===== PROVIDED PASSAGE =====

The late October morning was cold and overcast. Not a promising start. Still, intrepid Kanzans Elaine Giessel and Richard Voss arrived early at the TimberRidge Adventure Center in western Johnson County to set up for the first annual Kanza Day. Their efforts and optimism soon paid off as the sky cleared and the sun warmed the day.
The Kanza Group sponsored this low-impact outing so members and their families and friends could enjoy a day of nature walks, boating, archery, good food, and great company. There was even an on-leash dog hike, which several furry Sierrans and their two-legged companions enjoyed.
TimberRidge proved to be a great location, with canoes and paddle boats, scenic hiking paths, and a comfortable shelter with a great fireplace. As the sun neared the treetops in the west and cast a golden glow on the lake, ExCom members Frank Drinkwine and Mike Miller fired up the grills for bison burgers and hot dogs. Soon everyone enjoyed the generous bounty of potluck dishes spread along the serving tables.

===== PROVIDED RECORDS =====

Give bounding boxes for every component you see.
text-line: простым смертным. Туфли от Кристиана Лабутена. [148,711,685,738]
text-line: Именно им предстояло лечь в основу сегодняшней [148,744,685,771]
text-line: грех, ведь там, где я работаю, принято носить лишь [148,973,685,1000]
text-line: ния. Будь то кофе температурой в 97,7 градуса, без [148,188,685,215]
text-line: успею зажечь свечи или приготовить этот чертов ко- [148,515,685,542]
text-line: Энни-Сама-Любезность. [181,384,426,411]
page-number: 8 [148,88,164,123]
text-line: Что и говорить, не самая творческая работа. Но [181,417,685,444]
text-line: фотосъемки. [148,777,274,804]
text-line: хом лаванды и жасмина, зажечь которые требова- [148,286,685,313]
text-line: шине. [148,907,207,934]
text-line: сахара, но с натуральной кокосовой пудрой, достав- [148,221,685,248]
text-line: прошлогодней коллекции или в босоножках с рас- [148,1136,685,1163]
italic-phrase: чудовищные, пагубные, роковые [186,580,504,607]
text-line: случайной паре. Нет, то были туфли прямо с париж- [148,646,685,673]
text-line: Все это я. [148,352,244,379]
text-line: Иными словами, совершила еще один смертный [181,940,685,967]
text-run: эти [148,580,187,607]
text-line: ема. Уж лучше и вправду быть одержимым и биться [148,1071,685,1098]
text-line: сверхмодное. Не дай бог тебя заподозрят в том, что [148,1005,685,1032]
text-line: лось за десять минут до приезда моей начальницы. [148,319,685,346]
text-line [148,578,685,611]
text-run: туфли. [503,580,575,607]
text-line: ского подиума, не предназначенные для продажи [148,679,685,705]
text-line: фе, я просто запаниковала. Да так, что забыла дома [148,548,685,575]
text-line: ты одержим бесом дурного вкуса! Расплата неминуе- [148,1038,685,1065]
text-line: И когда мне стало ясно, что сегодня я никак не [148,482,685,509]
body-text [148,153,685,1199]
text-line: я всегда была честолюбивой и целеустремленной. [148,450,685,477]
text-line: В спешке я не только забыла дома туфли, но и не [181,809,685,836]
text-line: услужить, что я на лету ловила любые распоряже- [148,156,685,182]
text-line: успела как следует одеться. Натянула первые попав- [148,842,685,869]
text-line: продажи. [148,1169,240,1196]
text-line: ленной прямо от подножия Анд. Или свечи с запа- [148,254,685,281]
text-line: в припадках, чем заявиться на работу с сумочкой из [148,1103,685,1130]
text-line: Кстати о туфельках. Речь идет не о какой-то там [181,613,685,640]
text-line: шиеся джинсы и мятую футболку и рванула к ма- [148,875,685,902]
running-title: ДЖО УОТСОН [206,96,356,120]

=====

CHECK YOUR UNDERSTANDING:
1. Answer these from the Kanza Day account:
(a) In what part of which county is the TimberRidge Adventure Center?
(b) What kind of hike did the outing include for dogs?
(c) What did Frank Drinkwine and Mike Miller cook on the grills?
2. Write a continuation of the Kanza Day account, starting right after its final sentence.
The records are separate material, unrelated to the Kanza Day account.

RESPONSES BY TASK:
1.
(a) Western Johnson County
(b) An on-leash dog hike
(c) Bison burgers and hot dogs

2.
Some members were lucky enough to go home with new Sierra Club backpacks, T-shirts, and water bottles as door prizes.
Also participating was local camping store, Backwoods.
This event was free to members and guests and made possible, in part, thanks to a generous gift by Kanza ExCom member and Outings Chair, Bob Fritsch.
As night fell and the fire died, a small group remained for a nighttime owl hike, led by Elaine Giessel. The group didn’t hear any owls, though the hike was rewarding in other ways. Finally, when only Elaine and Richard remained, who’d arrived first that morning, and stillness had fallen over the lake, they heard them—two great horned owls, hooting across the lake, a reward for their efforts, a sign that nature persists and Earth abides.